* _TASK REQUIREMENTS_:
Using the data below, copy every line that contains the word "grid".

* _TASK INPUT_:
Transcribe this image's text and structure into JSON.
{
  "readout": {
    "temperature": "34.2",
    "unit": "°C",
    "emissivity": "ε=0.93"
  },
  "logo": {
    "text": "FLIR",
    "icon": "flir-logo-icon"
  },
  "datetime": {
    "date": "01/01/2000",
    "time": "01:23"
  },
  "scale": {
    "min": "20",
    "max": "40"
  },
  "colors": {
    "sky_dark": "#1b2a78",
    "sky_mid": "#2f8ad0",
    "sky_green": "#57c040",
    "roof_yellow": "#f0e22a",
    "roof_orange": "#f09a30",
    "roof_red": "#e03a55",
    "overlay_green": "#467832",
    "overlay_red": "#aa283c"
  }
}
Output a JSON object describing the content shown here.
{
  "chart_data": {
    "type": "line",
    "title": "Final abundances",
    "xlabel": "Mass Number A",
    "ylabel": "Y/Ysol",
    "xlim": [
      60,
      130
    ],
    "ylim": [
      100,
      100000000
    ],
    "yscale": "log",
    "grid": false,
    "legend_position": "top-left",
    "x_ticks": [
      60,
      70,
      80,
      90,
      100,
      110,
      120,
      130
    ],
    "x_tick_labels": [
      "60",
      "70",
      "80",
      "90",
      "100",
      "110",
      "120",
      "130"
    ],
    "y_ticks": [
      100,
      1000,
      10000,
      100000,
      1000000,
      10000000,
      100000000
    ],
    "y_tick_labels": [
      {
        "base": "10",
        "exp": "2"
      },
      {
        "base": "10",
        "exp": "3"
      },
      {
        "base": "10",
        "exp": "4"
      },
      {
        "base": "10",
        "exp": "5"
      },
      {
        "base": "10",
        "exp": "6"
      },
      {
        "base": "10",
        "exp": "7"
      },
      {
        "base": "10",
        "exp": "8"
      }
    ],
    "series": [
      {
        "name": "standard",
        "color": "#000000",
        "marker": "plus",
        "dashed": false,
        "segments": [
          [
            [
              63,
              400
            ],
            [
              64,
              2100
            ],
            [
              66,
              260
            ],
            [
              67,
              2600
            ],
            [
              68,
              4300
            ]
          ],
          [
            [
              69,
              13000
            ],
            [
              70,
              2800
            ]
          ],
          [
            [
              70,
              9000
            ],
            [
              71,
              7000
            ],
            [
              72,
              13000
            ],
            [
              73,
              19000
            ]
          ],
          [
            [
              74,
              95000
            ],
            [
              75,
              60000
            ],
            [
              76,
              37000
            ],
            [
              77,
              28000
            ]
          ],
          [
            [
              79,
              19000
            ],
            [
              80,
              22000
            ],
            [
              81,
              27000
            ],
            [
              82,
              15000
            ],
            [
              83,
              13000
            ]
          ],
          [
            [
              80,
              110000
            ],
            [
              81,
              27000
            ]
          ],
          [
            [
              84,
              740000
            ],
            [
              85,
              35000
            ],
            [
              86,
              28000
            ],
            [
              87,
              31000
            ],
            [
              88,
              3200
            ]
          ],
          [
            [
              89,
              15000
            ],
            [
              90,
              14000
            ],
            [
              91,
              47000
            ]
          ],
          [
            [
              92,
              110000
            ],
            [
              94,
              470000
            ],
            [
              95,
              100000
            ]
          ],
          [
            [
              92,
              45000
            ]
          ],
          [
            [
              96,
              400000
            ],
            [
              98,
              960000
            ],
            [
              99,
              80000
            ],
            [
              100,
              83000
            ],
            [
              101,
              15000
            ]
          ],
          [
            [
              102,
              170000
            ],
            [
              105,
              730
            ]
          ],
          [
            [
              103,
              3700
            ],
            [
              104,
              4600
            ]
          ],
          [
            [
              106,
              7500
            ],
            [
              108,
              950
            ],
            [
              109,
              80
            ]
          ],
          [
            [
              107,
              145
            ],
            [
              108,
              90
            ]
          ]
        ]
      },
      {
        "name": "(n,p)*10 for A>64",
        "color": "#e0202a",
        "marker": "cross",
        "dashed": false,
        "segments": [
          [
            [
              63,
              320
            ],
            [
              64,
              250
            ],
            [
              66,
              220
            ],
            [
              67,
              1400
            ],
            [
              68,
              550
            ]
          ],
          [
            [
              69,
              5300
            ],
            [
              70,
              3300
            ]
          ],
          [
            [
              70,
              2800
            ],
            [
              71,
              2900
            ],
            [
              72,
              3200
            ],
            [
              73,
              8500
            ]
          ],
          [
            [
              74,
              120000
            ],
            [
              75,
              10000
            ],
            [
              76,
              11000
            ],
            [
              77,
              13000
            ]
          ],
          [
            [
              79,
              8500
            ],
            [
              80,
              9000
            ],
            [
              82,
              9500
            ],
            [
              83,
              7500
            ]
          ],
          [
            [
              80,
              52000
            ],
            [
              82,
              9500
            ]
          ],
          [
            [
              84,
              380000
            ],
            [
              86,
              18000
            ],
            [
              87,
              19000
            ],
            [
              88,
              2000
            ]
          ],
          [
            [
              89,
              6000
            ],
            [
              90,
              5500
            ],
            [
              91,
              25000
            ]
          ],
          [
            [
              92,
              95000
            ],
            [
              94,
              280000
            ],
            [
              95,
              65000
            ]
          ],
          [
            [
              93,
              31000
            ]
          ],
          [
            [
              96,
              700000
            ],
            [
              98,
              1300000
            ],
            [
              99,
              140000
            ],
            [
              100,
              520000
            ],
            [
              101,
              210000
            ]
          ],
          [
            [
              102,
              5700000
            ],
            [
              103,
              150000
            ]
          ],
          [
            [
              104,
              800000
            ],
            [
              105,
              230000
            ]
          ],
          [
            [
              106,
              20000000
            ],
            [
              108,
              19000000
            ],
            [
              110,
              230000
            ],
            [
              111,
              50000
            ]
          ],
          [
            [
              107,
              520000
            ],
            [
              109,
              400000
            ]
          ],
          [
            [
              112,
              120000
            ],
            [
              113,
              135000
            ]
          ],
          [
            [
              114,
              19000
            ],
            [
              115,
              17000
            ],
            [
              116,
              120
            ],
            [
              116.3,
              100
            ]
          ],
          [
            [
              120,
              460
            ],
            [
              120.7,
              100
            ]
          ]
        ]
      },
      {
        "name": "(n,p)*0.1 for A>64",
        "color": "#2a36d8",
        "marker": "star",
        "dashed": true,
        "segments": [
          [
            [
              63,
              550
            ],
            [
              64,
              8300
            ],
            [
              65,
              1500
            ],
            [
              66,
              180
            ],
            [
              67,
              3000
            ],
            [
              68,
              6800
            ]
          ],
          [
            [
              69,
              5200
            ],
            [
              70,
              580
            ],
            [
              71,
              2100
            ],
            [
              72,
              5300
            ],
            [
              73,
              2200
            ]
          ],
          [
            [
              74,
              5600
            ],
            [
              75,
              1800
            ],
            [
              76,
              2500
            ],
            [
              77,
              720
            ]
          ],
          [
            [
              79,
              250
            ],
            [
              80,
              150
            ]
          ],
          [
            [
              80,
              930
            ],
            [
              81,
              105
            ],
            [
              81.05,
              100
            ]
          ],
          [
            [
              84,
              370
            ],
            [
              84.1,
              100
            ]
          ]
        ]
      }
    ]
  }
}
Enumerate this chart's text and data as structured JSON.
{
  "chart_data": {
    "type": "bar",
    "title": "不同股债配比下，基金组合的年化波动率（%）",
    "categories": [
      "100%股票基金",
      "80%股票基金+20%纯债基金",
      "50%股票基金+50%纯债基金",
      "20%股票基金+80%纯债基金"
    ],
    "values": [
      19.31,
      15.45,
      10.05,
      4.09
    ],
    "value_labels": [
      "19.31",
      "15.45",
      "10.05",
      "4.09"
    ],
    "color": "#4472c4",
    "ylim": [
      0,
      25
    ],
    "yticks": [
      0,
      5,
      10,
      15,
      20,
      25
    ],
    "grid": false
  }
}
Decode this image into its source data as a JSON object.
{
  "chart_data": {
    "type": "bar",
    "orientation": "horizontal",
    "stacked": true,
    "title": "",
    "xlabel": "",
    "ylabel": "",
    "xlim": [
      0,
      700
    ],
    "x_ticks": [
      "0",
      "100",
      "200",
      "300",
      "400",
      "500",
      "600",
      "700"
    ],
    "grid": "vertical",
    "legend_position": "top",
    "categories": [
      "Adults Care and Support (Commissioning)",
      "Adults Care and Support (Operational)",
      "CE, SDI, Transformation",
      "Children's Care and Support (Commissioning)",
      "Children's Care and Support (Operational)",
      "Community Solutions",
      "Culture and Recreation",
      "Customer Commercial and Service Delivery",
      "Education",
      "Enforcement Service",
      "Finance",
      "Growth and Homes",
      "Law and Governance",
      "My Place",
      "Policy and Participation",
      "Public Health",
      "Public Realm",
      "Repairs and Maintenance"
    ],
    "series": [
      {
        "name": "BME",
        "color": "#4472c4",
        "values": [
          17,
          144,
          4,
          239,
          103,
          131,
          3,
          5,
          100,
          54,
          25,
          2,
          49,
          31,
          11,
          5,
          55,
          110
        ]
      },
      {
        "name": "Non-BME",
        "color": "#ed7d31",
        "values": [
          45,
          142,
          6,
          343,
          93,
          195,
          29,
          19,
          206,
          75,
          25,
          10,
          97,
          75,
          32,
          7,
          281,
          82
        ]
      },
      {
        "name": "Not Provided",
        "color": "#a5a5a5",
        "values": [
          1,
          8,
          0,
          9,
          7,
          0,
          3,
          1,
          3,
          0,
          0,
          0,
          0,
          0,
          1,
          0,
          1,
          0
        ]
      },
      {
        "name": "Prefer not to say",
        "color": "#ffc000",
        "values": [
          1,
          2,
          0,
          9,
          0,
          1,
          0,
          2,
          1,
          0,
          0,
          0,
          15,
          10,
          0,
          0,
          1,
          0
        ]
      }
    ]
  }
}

* _ANSWER TO THE EXERCISE_:
    "grid": false,
    "grid": false
    "grid": "vertical",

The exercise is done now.